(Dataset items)
►

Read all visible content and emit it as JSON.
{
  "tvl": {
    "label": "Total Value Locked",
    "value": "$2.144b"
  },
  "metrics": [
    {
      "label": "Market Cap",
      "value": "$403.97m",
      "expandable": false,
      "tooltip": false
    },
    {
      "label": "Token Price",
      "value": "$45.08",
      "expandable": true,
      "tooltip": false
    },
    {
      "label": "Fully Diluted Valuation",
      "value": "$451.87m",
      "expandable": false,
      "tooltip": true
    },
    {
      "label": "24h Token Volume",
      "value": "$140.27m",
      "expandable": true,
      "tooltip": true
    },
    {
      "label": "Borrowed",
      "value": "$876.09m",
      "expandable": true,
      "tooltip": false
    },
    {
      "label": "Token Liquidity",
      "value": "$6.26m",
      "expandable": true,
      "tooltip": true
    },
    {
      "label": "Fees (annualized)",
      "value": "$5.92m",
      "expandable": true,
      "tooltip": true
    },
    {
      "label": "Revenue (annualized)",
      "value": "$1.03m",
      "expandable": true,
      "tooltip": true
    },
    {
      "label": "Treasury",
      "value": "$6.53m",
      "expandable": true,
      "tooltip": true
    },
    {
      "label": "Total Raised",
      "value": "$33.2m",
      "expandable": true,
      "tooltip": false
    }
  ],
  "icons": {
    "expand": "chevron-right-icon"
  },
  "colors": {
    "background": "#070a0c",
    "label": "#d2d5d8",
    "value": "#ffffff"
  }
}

◄
►

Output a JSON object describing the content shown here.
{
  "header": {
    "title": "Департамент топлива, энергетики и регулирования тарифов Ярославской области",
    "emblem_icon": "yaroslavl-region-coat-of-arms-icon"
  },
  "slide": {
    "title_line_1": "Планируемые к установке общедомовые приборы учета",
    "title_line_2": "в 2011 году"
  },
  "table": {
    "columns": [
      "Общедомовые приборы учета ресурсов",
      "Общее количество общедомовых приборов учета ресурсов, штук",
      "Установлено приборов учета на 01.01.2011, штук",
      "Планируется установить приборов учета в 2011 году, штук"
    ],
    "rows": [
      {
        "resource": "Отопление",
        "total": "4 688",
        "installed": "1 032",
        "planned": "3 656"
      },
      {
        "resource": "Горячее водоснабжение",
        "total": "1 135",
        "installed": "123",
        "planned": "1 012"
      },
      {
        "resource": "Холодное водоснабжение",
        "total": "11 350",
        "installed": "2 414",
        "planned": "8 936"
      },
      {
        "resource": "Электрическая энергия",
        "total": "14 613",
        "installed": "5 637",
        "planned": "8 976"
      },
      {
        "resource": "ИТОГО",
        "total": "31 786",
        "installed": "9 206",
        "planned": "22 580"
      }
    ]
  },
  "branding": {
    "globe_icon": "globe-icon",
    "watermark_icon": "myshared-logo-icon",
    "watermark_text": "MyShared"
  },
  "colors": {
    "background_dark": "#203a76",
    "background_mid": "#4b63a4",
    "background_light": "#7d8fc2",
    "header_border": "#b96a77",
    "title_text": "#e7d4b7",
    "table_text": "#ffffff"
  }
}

◄

== Stated exercise ==
Work out how many lines of the listing above include the word "label". Report only the number.

== Answer below ==
12